**Exercise material:**
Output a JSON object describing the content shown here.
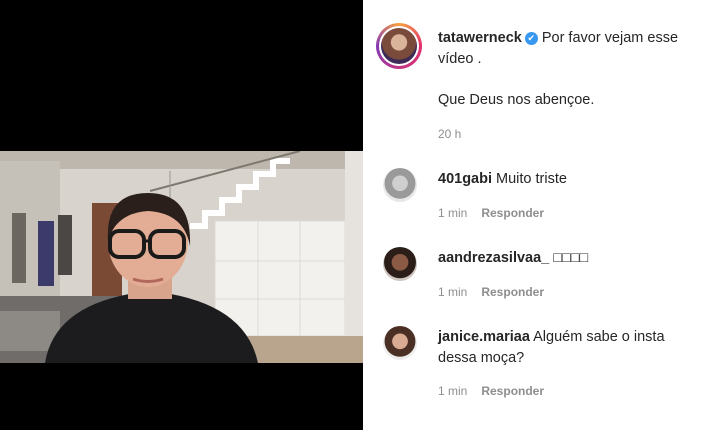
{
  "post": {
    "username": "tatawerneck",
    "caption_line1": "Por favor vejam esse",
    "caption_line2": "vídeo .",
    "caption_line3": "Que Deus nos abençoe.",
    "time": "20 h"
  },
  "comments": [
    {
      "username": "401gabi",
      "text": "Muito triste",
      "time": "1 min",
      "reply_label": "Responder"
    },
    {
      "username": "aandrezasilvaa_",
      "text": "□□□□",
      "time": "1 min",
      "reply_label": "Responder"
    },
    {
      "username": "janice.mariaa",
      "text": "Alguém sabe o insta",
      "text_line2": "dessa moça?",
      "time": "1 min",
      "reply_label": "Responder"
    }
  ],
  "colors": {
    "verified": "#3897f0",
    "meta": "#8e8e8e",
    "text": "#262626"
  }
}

**What is asked:** Extract the full listing exactly, with the pictures left out.

**Complete answer:**
Output a JSON object describing the content shown here.
{
  "post": {
    "username": "tatawerneck",
    "caption_line1": "Por favor vejam esse",
    "caption_line2": "vídeo .",
    "caption_line3": "Que Deus nos abençoe.",
    "time": "20 h"
  },
  "comments": [
    {
      "username": "401gabi",
      "text": "Muito triste",
      "time": "1 min",
      "reply_label": "Responder"
    },
    {
      "username": "aandrezasilvaa_",
      "text": "□□□□",
      "time": "1 min",
      "reply_label": "Responder"
    },
    {
      "username": "janice.mariaa",
      "text": "Alguém sabe o insta",
      "text_line2": "dessa moça?",
      "time": "1 min",
      "reply_label": "Responder"
    }
  ],
  "colors": {
    "verified": "#3897f0",
    "meta": "#8e8e8e",
    "text": "#262626"
  }
}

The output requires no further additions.